=== Aim ===
Find every line in the records below that contains the word "title", and copy each such line.

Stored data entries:
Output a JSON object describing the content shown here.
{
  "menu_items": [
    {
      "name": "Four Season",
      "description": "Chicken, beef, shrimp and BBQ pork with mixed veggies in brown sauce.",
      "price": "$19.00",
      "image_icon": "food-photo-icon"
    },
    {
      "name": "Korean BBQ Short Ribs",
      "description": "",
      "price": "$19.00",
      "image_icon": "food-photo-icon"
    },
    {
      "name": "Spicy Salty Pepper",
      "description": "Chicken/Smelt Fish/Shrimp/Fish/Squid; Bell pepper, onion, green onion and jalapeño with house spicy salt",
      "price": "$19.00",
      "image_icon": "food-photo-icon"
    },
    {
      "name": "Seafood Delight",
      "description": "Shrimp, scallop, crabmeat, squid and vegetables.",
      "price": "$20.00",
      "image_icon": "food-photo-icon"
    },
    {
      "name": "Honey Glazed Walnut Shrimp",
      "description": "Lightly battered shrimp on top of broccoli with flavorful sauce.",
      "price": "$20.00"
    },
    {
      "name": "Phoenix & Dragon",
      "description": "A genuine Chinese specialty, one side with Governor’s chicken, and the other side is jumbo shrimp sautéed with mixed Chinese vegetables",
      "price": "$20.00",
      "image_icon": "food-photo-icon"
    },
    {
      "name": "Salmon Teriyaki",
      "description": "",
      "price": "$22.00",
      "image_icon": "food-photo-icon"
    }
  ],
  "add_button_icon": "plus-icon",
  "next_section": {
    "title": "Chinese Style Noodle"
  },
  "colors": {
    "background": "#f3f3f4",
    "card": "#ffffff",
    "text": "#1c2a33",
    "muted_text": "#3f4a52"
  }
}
---
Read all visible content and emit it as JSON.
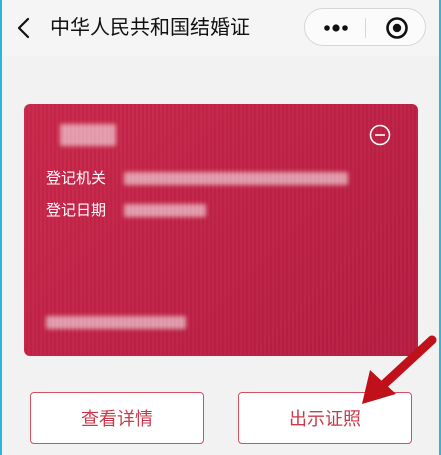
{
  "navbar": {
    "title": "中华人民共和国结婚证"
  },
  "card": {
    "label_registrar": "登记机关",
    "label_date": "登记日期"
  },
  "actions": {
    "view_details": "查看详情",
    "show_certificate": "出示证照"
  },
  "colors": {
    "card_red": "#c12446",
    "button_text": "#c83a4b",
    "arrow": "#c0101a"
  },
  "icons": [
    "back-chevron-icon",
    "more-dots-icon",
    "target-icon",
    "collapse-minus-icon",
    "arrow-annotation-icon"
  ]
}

=== Solution to the problem ===
    "title": "Chinese Style Noodle"
    "title": "中华人民共和国结婚证"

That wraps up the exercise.